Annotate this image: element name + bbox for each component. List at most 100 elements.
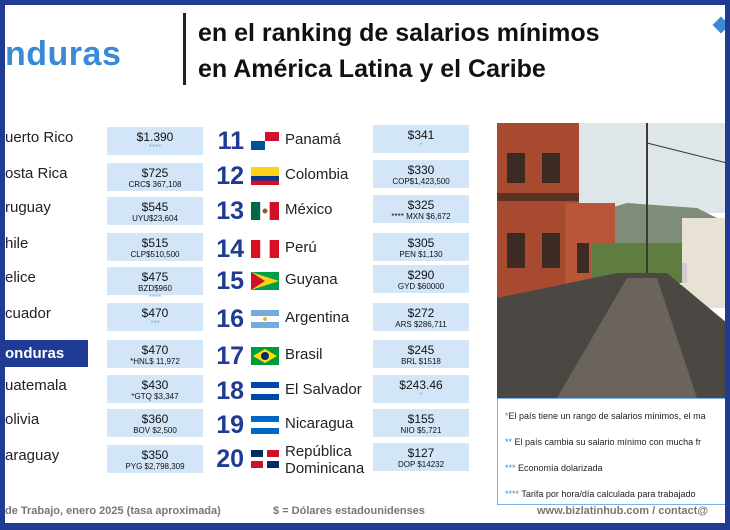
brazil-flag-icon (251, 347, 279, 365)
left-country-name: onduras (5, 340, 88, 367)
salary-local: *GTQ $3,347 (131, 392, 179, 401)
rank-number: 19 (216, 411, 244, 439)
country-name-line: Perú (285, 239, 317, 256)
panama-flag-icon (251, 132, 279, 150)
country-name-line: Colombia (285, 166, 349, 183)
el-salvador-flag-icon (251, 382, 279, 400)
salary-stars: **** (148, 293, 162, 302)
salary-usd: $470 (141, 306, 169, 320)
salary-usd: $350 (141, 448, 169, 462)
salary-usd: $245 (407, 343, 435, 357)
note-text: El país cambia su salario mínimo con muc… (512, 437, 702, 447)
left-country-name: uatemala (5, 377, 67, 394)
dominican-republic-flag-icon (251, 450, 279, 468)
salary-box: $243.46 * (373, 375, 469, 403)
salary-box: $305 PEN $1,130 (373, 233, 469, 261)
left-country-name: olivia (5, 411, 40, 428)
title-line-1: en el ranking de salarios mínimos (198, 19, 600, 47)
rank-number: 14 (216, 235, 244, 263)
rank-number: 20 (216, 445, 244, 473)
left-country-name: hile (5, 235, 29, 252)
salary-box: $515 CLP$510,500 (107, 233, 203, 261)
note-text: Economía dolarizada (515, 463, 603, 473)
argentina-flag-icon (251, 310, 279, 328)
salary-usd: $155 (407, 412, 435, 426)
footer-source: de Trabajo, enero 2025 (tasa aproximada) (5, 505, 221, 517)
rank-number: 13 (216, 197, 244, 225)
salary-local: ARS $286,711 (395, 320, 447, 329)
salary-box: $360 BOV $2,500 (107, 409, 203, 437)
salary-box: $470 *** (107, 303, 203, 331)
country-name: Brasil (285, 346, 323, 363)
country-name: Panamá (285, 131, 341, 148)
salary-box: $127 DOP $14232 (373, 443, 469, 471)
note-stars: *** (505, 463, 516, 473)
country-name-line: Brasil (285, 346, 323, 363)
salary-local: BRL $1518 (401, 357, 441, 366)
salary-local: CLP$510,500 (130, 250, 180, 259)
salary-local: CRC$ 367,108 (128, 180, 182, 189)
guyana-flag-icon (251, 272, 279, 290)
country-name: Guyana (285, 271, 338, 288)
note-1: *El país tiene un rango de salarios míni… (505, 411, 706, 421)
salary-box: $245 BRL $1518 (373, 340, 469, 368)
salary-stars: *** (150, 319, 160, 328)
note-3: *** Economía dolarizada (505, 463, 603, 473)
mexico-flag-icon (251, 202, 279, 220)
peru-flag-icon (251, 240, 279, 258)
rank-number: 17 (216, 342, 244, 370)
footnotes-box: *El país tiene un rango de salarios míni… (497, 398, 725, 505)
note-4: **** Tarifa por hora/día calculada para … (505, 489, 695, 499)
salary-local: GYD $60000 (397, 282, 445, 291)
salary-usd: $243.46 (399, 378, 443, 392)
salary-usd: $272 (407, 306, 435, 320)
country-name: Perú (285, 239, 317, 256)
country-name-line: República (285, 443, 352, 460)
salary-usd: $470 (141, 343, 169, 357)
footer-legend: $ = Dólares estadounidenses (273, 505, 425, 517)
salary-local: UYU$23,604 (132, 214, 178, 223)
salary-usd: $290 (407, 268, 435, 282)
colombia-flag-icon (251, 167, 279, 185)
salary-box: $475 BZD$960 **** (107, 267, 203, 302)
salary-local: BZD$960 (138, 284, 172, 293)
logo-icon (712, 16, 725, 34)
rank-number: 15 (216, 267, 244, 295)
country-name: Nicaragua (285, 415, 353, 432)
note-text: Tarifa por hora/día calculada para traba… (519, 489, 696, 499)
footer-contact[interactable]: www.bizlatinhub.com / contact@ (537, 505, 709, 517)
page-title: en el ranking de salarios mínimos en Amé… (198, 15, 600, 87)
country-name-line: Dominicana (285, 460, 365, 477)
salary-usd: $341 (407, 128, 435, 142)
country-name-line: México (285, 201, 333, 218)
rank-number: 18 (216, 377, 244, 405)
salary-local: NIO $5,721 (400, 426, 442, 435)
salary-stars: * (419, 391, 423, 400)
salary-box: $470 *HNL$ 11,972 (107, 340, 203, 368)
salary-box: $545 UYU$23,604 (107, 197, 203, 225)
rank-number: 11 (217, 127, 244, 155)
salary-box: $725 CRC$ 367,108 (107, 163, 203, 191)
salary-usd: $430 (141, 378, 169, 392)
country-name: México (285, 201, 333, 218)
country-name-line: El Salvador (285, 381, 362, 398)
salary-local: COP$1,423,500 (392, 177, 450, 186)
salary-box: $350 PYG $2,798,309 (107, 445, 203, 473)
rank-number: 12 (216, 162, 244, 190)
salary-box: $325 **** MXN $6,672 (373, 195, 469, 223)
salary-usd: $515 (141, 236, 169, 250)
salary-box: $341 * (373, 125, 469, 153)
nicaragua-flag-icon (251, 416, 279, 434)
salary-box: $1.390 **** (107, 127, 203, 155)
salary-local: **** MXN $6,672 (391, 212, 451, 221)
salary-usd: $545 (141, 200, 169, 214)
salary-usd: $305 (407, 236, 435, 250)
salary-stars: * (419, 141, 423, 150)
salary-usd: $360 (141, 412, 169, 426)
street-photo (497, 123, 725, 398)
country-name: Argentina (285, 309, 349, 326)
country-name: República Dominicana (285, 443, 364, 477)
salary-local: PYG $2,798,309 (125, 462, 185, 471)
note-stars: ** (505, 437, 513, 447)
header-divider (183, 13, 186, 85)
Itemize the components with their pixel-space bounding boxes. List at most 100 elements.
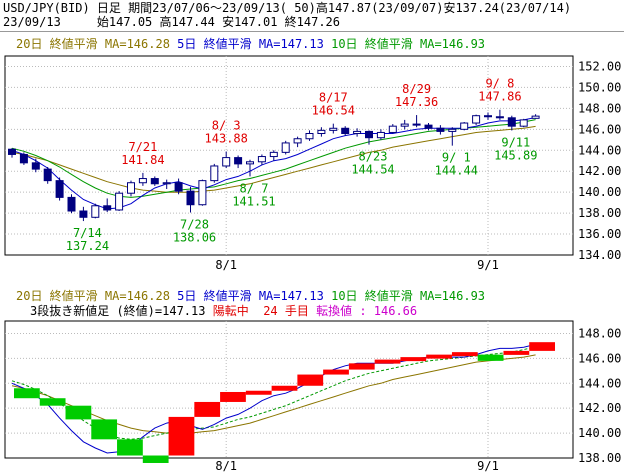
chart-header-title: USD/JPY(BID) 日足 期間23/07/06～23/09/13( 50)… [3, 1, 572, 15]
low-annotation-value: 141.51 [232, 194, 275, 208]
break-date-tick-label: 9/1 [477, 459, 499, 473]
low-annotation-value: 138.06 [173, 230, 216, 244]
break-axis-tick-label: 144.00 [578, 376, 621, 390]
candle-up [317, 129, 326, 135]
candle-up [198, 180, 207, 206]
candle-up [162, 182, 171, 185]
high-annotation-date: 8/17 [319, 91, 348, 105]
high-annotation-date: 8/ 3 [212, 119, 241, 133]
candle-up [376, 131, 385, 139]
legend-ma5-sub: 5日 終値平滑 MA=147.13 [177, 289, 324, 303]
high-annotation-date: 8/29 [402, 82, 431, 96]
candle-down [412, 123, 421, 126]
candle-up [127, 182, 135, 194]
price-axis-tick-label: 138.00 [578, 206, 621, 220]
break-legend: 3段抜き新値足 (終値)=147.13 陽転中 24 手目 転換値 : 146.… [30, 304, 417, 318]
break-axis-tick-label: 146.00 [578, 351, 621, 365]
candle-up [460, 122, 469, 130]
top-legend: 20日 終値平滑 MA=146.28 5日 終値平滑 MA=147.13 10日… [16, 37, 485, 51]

THE PROBLEM:
Print all of the lines above verbatim, leaving out the pictures.

CORRECT OUTPUT:
Annotate this image: element name + bbox for each component. List at most 100 elements.
brazil-flag-icon (251, 347, 279, 365)
left-country-name: onduras (5, 340, 88, 367)
salary-local: *GTQ $3,347 (131, 392, 179, 401)
rank-number: 19 (216, 411, 244, 439)
country-name-line: Perú (285, 239, 317, 256)
panama-flag-icon (251, 132, 279, 150)
country-name-line: Colombia (285, 166, 349, 183)
el-salvador-flag-icon (251, 382, 279, 400)
salary-stars: **** (148, 293, 162, 302)
salary-usd: $470 (141, 306, 169, 320)
salary-usd: $350 (141, 448, 169, 462)
salary-usd: $245 (407, 343, 435, 357)
note-text: El país cambia su salario mínimo con muc… (512, 437, 702, 447)
left-country-name: uatemala (5, 377, 67, 394)
dominican-republic-flag-icon (251, 450, 279, 468)
salary-box: $243.46 * (373, 375, 469, 403)
salary-box: $305 PEN $1,130 (373, 233, 469, 261)
left-country-name: olivia (5, 411, 40, 428)
title-line-1: en el ranking de salarios mínimos (198, 19, 600, 47)
rank-number: 14 (216, 235, 244, 263)
rank-number: 20 (216, 445, 244, 473)
left-country-name: hile (5, 235, 29, 252)
salary-box: $515 CLP$510,500 (107, 233, 203, 261)
note-text: Economía dolarizada (515, 463, 603, 473)
argentina-flag-icon (251, 310, 279, 328)
salary-usd: $155 (407, 412, 435, 426)
footer-source: de Trabajo, enero 2025 (tasa aproximada) (5, 505, 221, 517)
rank-number: 13 (216, 197, 244, 225)
salary-local: ARS $286,711 (395, 320, 447, 329)
salary-box: $360 BOV $2,500 (107, 409, 203, 437)
salary-box: $470 *** (107, 303, 203, 331)
country-name: Brasil (285, 346, 323, 363)
country-name: Panamá (285, 131, 341, 148)
salary-box: $127 DOP $14232 (373, 443, 469, 471)
note-stars: *** (505, 463, 516, 473)
country-name-line: Brasil (285, 346, 323, 363)
salary-local: BRL $1518 (401, 357, 441, 366)
salary-local: CLP$510,500 (130, 250, 180, 259)
salary-local: CRC$ 367,108 (128, 180, 182, 189)
guyana-flag-icon (251, 272, 279, 290)
country-name: Guyana (285, 271, 338, 288)
note-1: *El país tiene un rango de salarios míni… (505, 411, 706, 421)
salary-box: $245 BRL $1518 (373, 340, 469, 368)
salary-stars: *** (150, 319, 160, 328)
note-3: *** Economía dolarizada (505, 463, 603, 473)
mexico-flag-icon (251, 202, 279, 220)
peru-flag-icon (251, 240, 279, 258)
rank-number: 17 (216, 342, 244, 370)
footnotes-box: *El país tiene un rango de salarios míni… (497, 398, 725, 505)
note-4: **** Tarifa por hora/día calculada para … (505, 489, 695, 499)
salary-local: GYD $60000 (397, 282, 445, 291)
salary-usd: $243.46 (399, 378, 443, 392)
salary-usd: $272 (407, 306, 435, 320)
country-name: Perú (285, 239, 317, 256)
country-name-line: República (285, 443, 352, 460)
salary-usd: $470 (141, 343, 169, 357)
footer-legend: $ = Dólares estadounidenses (273, 505, 425, 517)
salary-local: UYU$23,604 (132, 214, 178, 223)
salary-usd: $290 (407, 268, 435, 282)
colombia-flag-icon (251, 167, 279, 185)
salary-box: $475 BZD$960 **** (107, 267, 203, 302)
salary-local: BZD$960 (138, 284, 172, 293)
logo-icon (712, 16, 725, 34)
rank-number: 15 (216, 267, 244, 295)
country-name: Nicaragua (285, 415, 353, 432)
note-text: Tarifa por hora/día calculada para traba… (519, 489, 696, 499)
footer-contact[interactable]: www.bizlatinhub.com / contact@ (537, 505, 709, 517)
page-title: en el ranking de salarios mínimos en Amé… (198, 15, 600, 87)
country-name-line: Dominicana (285, 460, 365, 477)
salary-usd: $341 (407, 128, 435, 142)
country-name-line: México (285, 201, 333, 218)
rank-number: 18 (216, 377, 244, 405)
salary-local: NIO $5,721 (400, 426, 442, 435)
salary-stars: * (419, 391, 423, 400)
salary-box: $470 *HNL$ 11,972 (107, 340, 203, 368)
salary-box: $545 UYU$23,604 (107, 197, 203, 225)
rank-number: 11 (217, 127, 244, 155)
salary-box: $725 CRC$ 367,108 (107, 163, 203, 191)
salary-usd: $430 (141, 378, 169, 392)
country-name: México (285, 201, 333, 218)
country-name-line: El Salvador (285, 381, 362, 398)
salary-local: COP$1,423,500 (392, 177, 450, 186)
salary-box: $350 PYG $2,798,309 (107, 445, 203, 473)
rank-number: 12 (216, 162, 244, 190)
salary-box: $325 **** MXN $6,672 (373, 195, 469, 223)
salary-usd: $515 (141, 236, 169, 250)
salary-box: $341 * (373, 125, 469, 153)
nicaragua-flag-icon (251, 416, 279, 434)
salary-box: $1.390 **** (107, 127, 203, 155)
salary-local: **** MXN $6,672 (391, 212, 451, 221)
salary-usd: $545 (141, 200, 169, 214)
salary-usd: $305 (407, 236, 435, 250)
salary-stars: * (419, 141, 423, 150)
salary-usd: $360 (141, 412, 169, 426)
street-photo (497, 123, 725, 398)
country-name: Argentina (285, 309, 349, 326)
country-name: República Dominicana (285, 443, 364, 477)
salary-local: PYG $2,798,309 (125, 462, 185, 471)
note-stars: ** (505, 437, 513, 447)
header-divider (183, 13, 186, 85)
Itemize the components with their pixel-space bounding boxes. List at most 100 elements.
chart-header-title: USD/JPY(BID) 日足 期間23/07/06～23/09/13( 50)… [3, 1, 572, 15]
low-annotation-value: 141.51 [232, 194, 275, 208]
break-date-tick-label: 9/1 [477, 459, 499, 473]
low-annotation-value: 138.06 [173, 230, 216, 244]
break-axis-tick-label: 144.00 [578, 376, 621, 390]
candle-up [317, 129, 326, 135]
candle-up [198, 180, 207, 206]
candle-up [162, 182, 171, 185]
high-annotation-date: 8/17 [319, 91, 348, 105]
high-annotation-date: 8/ 3 [212, 119, 241, 133]
candle-up [376, 131, 385, 139]
legend-ma5-sub: 5日 終値平滑 MA=147.13 [177, 289, 324, 303]
high-annotation-date: 8/29 [402, 82, 431, 96]
candle-down [412, 123, 421, 126]
candle-up [127, 182, 135, 194]
price-axis-tick-label: 138.00 [578, 206, 621, 220]
break-legend: 3段抜き新値足 (終値)=147.13 陽転中 24 手目 転換値 : 146.… [30, 304, 417, 318]
break-axis-tick-label: 146.00 [578, 351, 621, 365]
candle-up [460, 122, 469, 130]
top-legend: 20日 終値平滑 MA=146.28 5日 終値平滑 MA=147.13 10日… [16, 37, 485, 51]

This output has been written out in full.